SET PROBLEM. Output the entries verbatim, including every line.

EXCERPTED RECORDS.
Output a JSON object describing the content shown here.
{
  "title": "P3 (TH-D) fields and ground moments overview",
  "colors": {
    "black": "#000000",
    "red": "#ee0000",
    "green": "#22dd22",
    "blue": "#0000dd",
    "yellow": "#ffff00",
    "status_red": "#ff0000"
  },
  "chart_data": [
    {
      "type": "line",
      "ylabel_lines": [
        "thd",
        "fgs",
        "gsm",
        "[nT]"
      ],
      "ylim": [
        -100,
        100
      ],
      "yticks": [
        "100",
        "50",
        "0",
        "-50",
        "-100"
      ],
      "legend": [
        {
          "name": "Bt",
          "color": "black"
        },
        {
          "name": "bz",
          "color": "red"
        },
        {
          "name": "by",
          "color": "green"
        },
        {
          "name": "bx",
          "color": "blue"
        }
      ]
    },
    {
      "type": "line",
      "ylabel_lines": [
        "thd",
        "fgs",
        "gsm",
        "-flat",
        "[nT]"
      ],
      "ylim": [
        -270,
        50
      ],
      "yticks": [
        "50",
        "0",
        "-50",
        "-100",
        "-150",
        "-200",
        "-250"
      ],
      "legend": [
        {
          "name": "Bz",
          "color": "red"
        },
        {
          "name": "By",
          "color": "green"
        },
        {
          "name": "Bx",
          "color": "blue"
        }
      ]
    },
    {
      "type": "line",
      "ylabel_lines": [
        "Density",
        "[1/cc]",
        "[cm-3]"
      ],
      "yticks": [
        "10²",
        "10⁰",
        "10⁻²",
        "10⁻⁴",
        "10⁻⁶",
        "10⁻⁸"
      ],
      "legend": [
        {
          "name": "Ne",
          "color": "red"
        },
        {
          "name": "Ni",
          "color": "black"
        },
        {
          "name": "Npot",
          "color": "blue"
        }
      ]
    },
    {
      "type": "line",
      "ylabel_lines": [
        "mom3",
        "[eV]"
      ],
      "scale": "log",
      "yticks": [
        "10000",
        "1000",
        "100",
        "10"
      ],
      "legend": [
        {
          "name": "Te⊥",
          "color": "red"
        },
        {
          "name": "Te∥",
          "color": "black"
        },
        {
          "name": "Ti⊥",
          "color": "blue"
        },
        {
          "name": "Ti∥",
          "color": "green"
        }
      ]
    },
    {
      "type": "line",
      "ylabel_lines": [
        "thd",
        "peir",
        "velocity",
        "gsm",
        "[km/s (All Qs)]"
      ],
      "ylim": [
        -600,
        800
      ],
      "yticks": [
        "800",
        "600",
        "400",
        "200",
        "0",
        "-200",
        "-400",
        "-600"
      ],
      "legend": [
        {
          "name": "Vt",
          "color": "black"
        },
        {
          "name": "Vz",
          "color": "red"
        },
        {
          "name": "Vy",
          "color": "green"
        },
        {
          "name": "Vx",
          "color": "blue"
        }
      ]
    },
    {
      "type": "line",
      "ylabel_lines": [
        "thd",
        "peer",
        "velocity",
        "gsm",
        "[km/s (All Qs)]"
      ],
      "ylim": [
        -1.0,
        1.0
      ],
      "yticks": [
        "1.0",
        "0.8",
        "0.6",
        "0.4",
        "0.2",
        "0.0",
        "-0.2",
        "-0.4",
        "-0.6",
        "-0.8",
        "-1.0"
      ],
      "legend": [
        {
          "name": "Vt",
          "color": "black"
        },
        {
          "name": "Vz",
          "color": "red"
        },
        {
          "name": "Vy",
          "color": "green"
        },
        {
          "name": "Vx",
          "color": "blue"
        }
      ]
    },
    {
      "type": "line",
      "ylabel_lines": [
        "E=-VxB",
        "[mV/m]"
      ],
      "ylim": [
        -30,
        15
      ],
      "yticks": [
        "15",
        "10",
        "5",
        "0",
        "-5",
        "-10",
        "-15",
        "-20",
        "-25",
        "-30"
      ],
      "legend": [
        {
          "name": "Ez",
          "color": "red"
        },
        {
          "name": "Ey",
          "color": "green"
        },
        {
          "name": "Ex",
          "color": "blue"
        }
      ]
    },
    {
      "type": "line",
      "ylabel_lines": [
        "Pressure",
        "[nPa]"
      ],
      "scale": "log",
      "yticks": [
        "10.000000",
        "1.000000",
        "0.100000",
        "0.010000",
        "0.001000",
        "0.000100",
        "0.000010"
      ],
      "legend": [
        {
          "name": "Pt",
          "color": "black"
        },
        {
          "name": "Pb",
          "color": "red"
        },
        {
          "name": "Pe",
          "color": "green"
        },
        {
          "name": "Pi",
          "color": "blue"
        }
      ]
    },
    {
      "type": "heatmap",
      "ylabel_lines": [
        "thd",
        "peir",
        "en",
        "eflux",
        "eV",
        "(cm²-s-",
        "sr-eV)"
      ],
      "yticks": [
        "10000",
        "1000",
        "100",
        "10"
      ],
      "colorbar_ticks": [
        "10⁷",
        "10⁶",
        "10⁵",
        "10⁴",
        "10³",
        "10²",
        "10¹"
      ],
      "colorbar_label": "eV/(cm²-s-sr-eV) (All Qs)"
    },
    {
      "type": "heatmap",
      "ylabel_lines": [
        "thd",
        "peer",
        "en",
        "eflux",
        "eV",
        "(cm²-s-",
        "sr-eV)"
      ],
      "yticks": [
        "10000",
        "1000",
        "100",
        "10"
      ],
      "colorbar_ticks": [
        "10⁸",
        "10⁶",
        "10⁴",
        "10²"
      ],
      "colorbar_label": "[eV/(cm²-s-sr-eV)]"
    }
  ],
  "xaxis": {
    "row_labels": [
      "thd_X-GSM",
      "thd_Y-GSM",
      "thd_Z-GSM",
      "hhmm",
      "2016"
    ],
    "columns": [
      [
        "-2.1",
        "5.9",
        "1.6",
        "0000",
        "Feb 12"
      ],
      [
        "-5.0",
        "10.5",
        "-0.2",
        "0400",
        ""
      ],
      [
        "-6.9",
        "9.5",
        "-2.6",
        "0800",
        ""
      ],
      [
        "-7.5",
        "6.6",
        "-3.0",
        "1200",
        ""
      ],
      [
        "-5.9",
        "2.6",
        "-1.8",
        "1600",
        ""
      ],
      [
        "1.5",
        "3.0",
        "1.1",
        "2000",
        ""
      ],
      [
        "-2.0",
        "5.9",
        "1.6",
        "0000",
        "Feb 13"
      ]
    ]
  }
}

RESULT.
Output a JSON object describing the content shown here.
{
  "title": "P3 (TH-D) fields and ground moments overview",
  "colors": {
    "black": "#000000",
    "red": "#ee0000",
    "green": "#22dd22",
    "blue": "#0000dd",
    "yellow": "#ffff00",
    "status_red": "#ff0000"
  },
  "chart_data": [
    {
      "type": "line",
      "ylabel_lines": [
        "thd",
        "fgs",
        "gsm",
        "[nT]"
      ],
      "ylim": [
        -100,
        100
      ],
      "yticks": [
        "100",
        "50",
        "0",
        "-50",
        "-100"
      ],
      "legend": [
        {
          "name": "Bt",
          "color": "black"
        },
        {
          "name": "bz",
          "color": "red"
        },
        {
          "name": "by",
          "color": "green"
        },
        {
          "name": "bx",
          "color": "blue"
        }
      ]
    },
    {
      "type": "line",
      "ylabel_lines": [
        "thd",
        "fgs",
        "gsm",
        "-flat",
        "[nT]"
      ],
      "ylim": [
        -270,
        50
      ],
      "yticks": [
        "50",
        "0",
        "-50",
        "-100",
        "-150",
        "-200",
        "-250"
      ],
      "legend": [
        {
          "name": "Bz",
          "color": "red"
        },
        {
          "name": "By",
          "color": "green"
        },
        {
          "name": "Bx",
          "color": "blue"
        }
      ]
    },
    {
      "type": "line",
      "ylabel_lines": [
        "Density",
        "[1/cc]",
        "[cm-3]"
      ],
      "yticks": [
        "10²",
        "10⁰",
        "10⁻²",
        "10⁻⁴",
        "10⁻⁶",
        "10⁻⁸"
      ],
      "legend": [
        {
          "name": "Ne",
          "color": "red"
        },
        {
          "name": "Ni",
          "color": "black"
        },
        {
          "name": "Npot",
          "color": "blue"
        }
      ]
    },
    {
      "type": "line",
      "ylabel_lines": [
        "mom3",
        "[eV]"
      ],
      "scale": "log",
      "yticks": [
        "10000",
        "1000",
        "100",
        "10"
      ],
      "legend": [
        {
          "name": "Te⊥",
          "color": "red"
        },
        {
          "name": "Te∥",
          "color": "black"
        },
        {
          "name": "Ti⊥",
          "color": "blue"
        },
        {
          "name": "Ti∥",
          "color": "green"
        }
      ]
    },
    {
      "type": "line",
      "ylabel_lines": [
        "thd",
        "peir",
        "velocity",
        "gsm",
        "[km/s (All Qs)]"
      ],
      "ylim": [
        -600,
        800
      ],
      "yticks": [
        "800",
        "600",
        "400",
        "200",
        "0",
        "-200",
        "-400",
        "-600"
      ],
      "legend": [
        {
          "name": "Vt",
          "color": "black"
        },
        {
          "name": "Vz",
          "color": "red"
        },
        {
          "name": "Vy",
          "color": "green"
        },
        {
          "name": "Vx",
          "color": "blue"
        }
      ]
    },
    {
      "type": "line",
      "ylabel_lines": [
        "thd",
        "peer",
        "velocity",
        "gsm",
        "[km/s (All Qs)]"
      ],
      "ylim": [
        -1.0,
        1.0
      ],
      "yticks": [
        "1.0",
        "0.8",
        "0.6",
        "0.4",
        "0.2",
        "0.0",
        "-0.2",
        "-0.4",
        "-0.6",
        "-0.8",
        "-1.0"
      ],
      "legend": [
        {
          "name": "Vt",
          "color": "black"
        },
        {
          "name": "Vz",
          "color": "red"
        },
        {
          "name": "Vy",
          "color": "green"
        },
        {
          "name": "Vx",
          "color": "blue"
        }
      ]
    },
    {
      "type": "line",
      "ylabel_lines": [
        "E=-VxB",
        "[mV/m]"
      ],
      "ylim": [
        -30,
        15
      ],
      "yticks": [
        "15",
        "10",
        "5",
        "0",
        "-5",
        "-10",
        "-15",
        "-20",
        "-25",
        "-30"
      ],
      "legend": [
        {
          "name": "Ez",
          "color": "red"
        },
        {
          "name": "Ey",
          "color": "green"
        },
        {
          "name": "Ex",
          "color": "blue"
        }
      ]
    },
    {
      "type": "line",
      "ylabel_lines": [
        "Pressure",
        "[nPa]"
      ],
      "scale": "log",
      "yticks": [
        "10.000000",
        "1.000000",
        "0.100000",
        "0.010000",
        "0.001000",
        "0.000100",
        "0.000010"
      ],
      "legend": [
        {
          "name": "Pt",
          "color": "black"
        },
        {
          "name": "Pb",
          "color": "red"
        },
        {
          "name": "Pe",
          "color": "green"
        },
        {
          "name": "Pi",
          "color": "blue"
        }
      ]
    },
    {
      "type": "heatmap",
      "ylabel_lines": [
        "thd",
        "peir",
        "en",
        "eflux",
        "eV",
        "(cm²-s-",
        "sr-eV)"
      ],
      "yticks": [
        "10000",
        "1000",
        "100",
        "10"
      ],
      "colorbar_ticks": [
        "10⁷",
        "10⁶",
        "10⁵",
        "10⁴",
        "10³",
        "10²",
        "10¹"
      ],
      "colorbar_label": "eV/(cm²-s-sr-eV) (All Qs)"
    },
    {
      "type": "heatmap",
      "ylabel_lines": [
        "thd",
        "peer",
        "en",
        "eflux",
        "eV",
        "(cm²-s-",
        "sr-eV)"
      ],
      "yticks": [
        "10000",
        "1000",
        "100",
        "10"
      ],
      "colorbar_ticks": [
        "10⁸",
        "10⁶",
        "10⁴",
        "10²"
      ],
      "colorbar_label": "[eV/(cm²-s-sr-eV)]"
    }
  ],
  "xaxis": {
    "row_labels": [
      "thd_X-GSM",
      "thd_Y-GSM",
      "thd_Z-GSM",
      "hhmm",
      "2016"
    ],
    "columns": [
      [
        "-2.1",
        "5.9",
        "1.6",
        "0000",
        "Feb 12"
      ],
      [
        "-5.0",
        "10.5",
        "-0.2",
        "0400",
        ""
      ],
      [
        "-6.9",
        "9.5",
        "-2.6",
        "0800",
        ""
      ],
      [
        "-7.5",
        "6.6",
        "-3.0",
        "1200",
        ""
      ],
      [
        "-5.9",
        "2.6",
        "-1.8",
        "1600",
        ""
      ],
      [
        "1.5",
        "3.0",
        "1.1",
        "2000",
        ""
      ],
      [
        "-2.0",
        "5.9",
        "1.6",
        "0000",
        "Feb 13"
      ]
    ]
  }
}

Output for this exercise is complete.